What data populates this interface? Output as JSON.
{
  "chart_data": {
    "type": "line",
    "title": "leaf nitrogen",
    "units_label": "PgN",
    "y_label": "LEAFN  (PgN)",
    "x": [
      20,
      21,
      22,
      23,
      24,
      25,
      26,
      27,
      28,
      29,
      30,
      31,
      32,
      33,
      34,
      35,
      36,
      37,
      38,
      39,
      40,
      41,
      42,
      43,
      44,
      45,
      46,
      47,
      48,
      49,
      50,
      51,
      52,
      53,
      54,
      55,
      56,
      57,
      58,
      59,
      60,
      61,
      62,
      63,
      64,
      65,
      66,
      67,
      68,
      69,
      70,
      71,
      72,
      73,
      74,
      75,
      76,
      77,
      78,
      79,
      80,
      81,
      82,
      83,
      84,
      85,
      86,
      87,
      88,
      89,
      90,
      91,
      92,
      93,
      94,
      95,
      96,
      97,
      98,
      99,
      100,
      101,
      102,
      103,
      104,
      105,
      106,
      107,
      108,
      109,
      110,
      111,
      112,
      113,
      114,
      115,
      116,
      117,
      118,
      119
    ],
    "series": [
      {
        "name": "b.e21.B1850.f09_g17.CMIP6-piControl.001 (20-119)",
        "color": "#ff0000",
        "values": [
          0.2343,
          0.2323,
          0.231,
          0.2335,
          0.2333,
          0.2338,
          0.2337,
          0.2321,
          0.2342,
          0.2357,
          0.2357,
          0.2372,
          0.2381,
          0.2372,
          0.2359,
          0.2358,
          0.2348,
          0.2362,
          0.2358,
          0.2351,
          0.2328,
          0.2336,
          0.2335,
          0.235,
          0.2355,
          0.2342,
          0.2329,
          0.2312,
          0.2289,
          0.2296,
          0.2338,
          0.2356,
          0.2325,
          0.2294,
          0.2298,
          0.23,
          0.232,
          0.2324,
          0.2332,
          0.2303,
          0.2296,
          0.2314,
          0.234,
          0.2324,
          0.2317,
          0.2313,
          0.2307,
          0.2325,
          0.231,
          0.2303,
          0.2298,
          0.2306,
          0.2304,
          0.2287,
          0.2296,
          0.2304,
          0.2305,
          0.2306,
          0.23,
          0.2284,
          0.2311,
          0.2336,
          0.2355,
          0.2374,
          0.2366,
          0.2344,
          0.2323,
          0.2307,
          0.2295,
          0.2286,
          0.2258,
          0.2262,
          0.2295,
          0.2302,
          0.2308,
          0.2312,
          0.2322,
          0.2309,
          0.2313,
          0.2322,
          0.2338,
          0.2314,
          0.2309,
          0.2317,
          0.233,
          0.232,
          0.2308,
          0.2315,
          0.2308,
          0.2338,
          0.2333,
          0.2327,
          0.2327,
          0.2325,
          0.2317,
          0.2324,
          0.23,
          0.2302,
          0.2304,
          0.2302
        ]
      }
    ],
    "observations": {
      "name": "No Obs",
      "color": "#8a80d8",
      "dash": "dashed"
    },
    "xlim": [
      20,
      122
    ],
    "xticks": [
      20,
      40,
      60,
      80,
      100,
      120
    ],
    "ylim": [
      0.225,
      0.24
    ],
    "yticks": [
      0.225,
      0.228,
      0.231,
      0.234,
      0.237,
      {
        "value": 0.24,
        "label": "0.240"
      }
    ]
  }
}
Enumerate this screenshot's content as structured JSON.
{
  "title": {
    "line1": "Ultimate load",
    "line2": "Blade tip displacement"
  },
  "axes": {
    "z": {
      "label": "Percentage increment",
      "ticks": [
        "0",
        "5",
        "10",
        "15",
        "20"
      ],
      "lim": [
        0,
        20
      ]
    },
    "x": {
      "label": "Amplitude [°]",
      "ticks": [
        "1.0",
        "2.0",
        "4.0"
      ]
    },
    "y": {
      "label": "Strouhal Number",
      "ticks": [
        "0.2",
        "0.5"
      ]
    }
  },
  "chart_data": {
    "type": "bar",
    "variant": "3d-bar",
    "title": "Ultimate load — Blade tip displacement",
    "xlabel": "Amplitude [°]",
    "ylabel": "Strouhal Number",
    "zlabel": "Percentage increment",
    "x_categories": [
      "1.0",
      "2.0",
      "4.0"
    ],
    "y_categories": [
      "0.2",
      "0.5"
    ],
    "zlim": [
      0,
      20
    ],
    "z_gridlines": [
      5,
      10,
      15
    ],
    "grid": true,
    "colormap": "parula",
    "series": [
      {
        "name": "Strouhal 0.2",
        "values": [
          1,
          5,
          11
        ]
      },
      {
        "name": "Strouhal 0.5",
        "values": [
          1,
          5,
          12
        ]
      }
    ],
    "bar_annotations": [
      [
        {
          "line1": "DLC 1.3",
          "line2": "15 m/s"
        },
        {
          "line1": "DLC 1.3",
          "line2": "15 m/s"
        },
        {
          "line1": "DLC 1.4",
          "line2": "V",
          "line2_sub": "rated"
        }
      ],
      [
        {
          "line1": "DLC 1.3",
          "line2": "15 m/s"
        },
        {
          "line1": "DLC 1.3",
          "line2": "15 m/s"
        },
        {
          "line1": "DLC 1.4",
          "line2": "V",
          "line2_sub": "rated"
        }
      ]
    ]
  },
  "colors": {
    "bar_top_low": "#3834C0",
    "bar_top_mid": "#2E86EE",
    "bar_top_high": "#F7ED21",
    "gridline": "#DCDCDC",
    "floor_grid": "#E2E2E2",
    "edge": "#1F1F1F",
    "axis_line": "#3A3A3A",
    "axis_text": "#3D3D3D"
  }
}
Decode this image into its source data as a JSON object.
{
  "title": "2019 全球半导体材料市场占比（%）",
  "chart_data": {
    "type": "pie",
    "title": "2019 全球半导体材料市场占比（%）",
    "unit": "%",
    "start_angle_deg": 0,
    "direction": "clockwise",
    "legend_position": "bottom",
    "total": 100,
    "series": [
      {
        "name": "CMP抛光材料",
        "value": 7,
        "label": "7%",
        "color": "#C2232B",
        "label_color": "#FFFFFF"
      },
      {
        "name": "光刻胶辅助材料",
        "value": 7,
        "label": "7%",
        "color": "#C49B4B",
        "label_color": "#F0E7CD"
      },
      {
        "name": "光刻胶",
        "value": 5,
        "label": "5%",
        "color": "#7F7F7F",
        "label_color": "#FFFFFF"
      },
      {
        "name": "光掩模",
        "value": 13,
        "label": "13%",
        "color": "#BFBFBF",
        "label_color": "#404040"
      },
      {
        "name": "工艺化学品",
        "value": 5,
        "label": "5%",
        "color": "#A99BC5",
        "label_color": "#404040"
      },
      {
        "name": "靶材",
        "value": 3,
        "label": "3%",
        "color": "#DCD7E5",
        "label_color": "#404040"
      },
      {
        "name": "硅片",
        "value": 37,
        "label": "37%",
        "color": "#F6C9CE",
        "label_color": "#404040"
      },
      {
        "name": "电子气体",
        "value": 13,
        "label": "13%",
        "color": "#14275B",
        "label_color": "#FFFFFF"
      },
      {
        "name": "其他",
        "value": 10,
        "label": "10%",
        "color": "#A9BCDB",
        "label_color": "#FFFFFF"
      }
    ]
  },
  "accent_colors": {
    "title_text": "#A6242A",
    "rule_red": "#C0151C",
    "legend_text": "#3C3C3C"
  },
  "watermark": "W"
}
________________
■ What to do ■
Please copy out each record, character for character.

■ Full solution ■
What data populates this interface? Output as JSON.
{
  "chart_data": {
    "type": "line",
    "title": "leaf nitrogen",
    "units_label": "PgN",
    "y_label": "LEAFN  (PgN)",
    "x": [
      20,
      21,
      22,
      23,
      24,
      25,
      26,
      27,
      28,
      29,
      30,
      31,
      32,
      33,
      34,
      35,
      36,
      37,
      38,
      39,
      40,
      41,
      42,
      43,
      44,
      45,
      46,
      47,
      48,
      49,
      50,
      51,
      52,
      53,
      54,
      55,
      56,
      57,
      58,
      59,
      60,
      61,
      62,
      63,
      64,
      65,
      66,
      67,
      68,
      69,
      70,
      71,
      72,
      73,
      74,
      75,
      76,
      77,
      78,
      79,
      80,
      81,
      82,
      83,
      84,
      85,
      86,
      87,
      88,
      89,
      90,
      91,
      92,
      93,
      94,
      95,
      96,
      97,
      98,
      99,
      100,
      101,
      102,
      103,
      104,
      105,
      106,
      107,
      108,
      109,
      110,
      111,
      112,
      113,
      114,
      115,
      116,
      117,
      118,
      119
    ],
    "series": [
      {
        "name": "b.e21.B1850.f09_g17.CMIP6-piControl.001 (20-119)",
        "color": "#ff0000",
        "values": [
          0.2343,
          0.2323,
          0.231,
          0.2335,
          0.2333,
          0.2338,
          0.2337,
          0.2321,
          0.2342,
          0.2357,
          0.2357,
          0.2372,
          0.2381,
          0.2372,
          0.2359,
          0.2358,
          0.2348,
          0.2362,
          0.2358,
          0.2351,
          0.2328,
          0.2336,
          0.2335,
          0.235,
          0.2355,
          0.2342,
          0.2329,
          0.2312,
          0.2289,
          0.2296,
          0.2338,
          0.2356,
          0.2325,
          0.2294,
          0.2298,
          0.23,
          0.232,
          0.2324,
          0.2332,
          0.2303,
          0.2296,
          0.2314,
          0.234,
          0.2324,
          0.2317,
          0.2313,
          0.2307,
          0.2325,
          0.231,
          0.2303,
          0.2298,
          0.2306,
          0.2304,
          0.2287,
          0.2296,
          0.2304,
          0.2305,
          0.2306,
          0.23,
          0.2284,
          0.2311,
          0.2336,
          0.2355,
          0.2374,
          0.2366,
          0.2344,
          0.2323,
          0.2307,
          0.2295,
          0.2286,
          0.2258,
          0.2262,
          0.2295,
          0.2302,
          0.2308,
          0.2312,
          0.2322,
          0.2309,
          0.2313,
          0.2322,
          0.2338,
          0.2314,
          0.2309,
          0.2317,
          0.233,
          0.232,
          0.2308,
          0.2315,
          0.2308,
          0.2338,
          0.2333,
          0.2327,
          0.2327,
          0.2325,
          0.2317,
          0.2324,
          0.23,
          0.2302,
          0.2304,
          0.2302
        ]
      }
    ],
    "observations": {
      "name": "No Obs",
      "color": "#8a80d8",
      "dash": "dashed"
    },
    "xlim": [
      20,
      122
    ],
    "xticks": [
      20,
      40,
      60,
      80,
      100,
      120
    ],
    "ylim": [
      0.225,
      0.24
    ],
    "yticks": [
      0.225,
      0.228,
      0.231,
      0.234,
      0.237,
      {
        "value": 0.24,
        "label": "0.240"
      }
    ]
  }
}
Enumerate this screenshot's content as structured JSON.
{
  "title": {
    "line1": "Ultimate load",
    "line2": "Blade tip displacement"
  },
  "axes": {
    "z": {
      "label": "Percentage increment",
      "ticks": [
        "0",
        "5",
        "10",
        "15",
        "20"
      ],
      "lim": [
        0,
        20
      ]
    },
    "x": {
      "label": "Amplitude [°]",
      "ticks": [
        "1.0",
        "2.0",
        "4.0"
      ]
    },
    "y": {
      "label": "Strouhal Number",
      "ticks": [
        "0.2",
        "0.5"
      ]
    }
  },
  "chart_data": {
    "type": "bar",
    "variant": "3d-bar",
    "title": "Ultimate load — Blade tip displacement",
    "xlabel": "Amplitude [°]",
    "ylabel": "Strouhal Number",
    "zlabel": "Percentage increment",
    "x_categories": [
      "1.0",
      "2.0",
      "4.0"
    ],
    "y_categories": [
      "0.2",
      "0.5"
    ],
    "zlim": [
      0,
      20
    ],
    "z_gridlines": [
      5,
      10,
      15
    ],
    "grid": true,
    "colormap": "parula",
    "series": [
      {
        "name": "Strouhal 0.2",
        "values": [
          1,
          5,
          11
        ]
      },
      {
        "name": "Strouhal 0.5",
        "values": [
          1,
          5,
          12
        ]
      }
    ],
    "bar_annotations": [
      [
        {
          "line1": "DLC 1.3",
          "line2": "15 m/s"
        },
        {
          "line1": "DLC 1.3",
          "line2": "15 m/s"
        },
        {
          "line1": "DLC 1.4",
          "line2": "V",
          "line2_sub": "rated"
        }
      ],
      [
        {
          "line1": "DLC 1.3",
          "line2": "15 m/s"
        },
        {
          "line1": "DLC 1.3",
          "line2": "15 m/s"
        },
        {
          "line1": "DLC 1.4",
          "line2": "V",
          "line2_sub": "rated"
        }
      ]
    ]
  },
  "colors": {
    "bar_top_low": "#3834C0",
    "bar_top_mid": "#2E86EE",
    "bar_top_high": "#F7ED21",
    "gridline": "#DCDCDC",
    "floor_grid": "#E2E2E2",
    "edge": "#1F1F1F",
    "axis_line": "#3A3A3A",
    "axis_text": "#3D3D3D"
  }
}
Decode this image into its source data as a JSON object.
{
  "title": "2019 全球半导体材料市场占比（%）",
  "chart_data": {
    "type": "pie",
    "title": "2019 全球半导体材料市场占比（%）",
    "unit": "%",
    "start_angle_deg": 0,
    "direction": "clockwise",
    "legend_position": "bottom",
    "total": 100,
    "series": [
      {
        "name": "CMP抛光材料",
        "value": 7,
        "label": "7%",
        "color": "#C2232B",
        "label_color": "#FFFFFF"
      },
      {
        "name": "光刻胶辅助材料",
        "value": 7,
        "label": "7%",
        "color": "#C49B4B",
        "label_color": "#F0E7CD"
      },
      {
        "name": "光刻胶",
        "value": 5,
        "label": "5%",
        "color": "#7F7F7F",
        "label_color": "#FFFFFF"
      },
      {
        "name": "光掩模",
        "value": 13,
        "label": "13%",
        "color": "#BFBFBF",
        "label_color": "#404040"
      },
      {
        "name": "工艺化学品",
        "value": 5,
        "label": "5%",
        "color": "#A99BC5",
        "label_color": "#404040"
      },
      {
        "name": "靶材",
        "value": 3,
        "label": "3%",
        "color": "#DCD7E5",
        "label_color": "#404040"
      },
      {
        "name": "硅片",
        "value": 37,
        "label": "37%",
        "color": "#F6C9CE",
        "label_color": "#404040"
      },
      {
        "name": "电子气体",
        "value": 13,
        "label": "13%",
        "color": "#14275B",
        "label_color": "#FFFFFF"
      },
      {
        "name": "其他",
        "value": 10,
        "label": "10%",
        "color": "#A9BCDB",
        "label_color": "#FFFFFF"
      }
    ]
  },
  "accent_colors": {
    "title_text": "#A6242A",
    "rule_red": "#C0151C",
    "legend_text": "#3C3C3C"
  },
  "watermark": "W"
}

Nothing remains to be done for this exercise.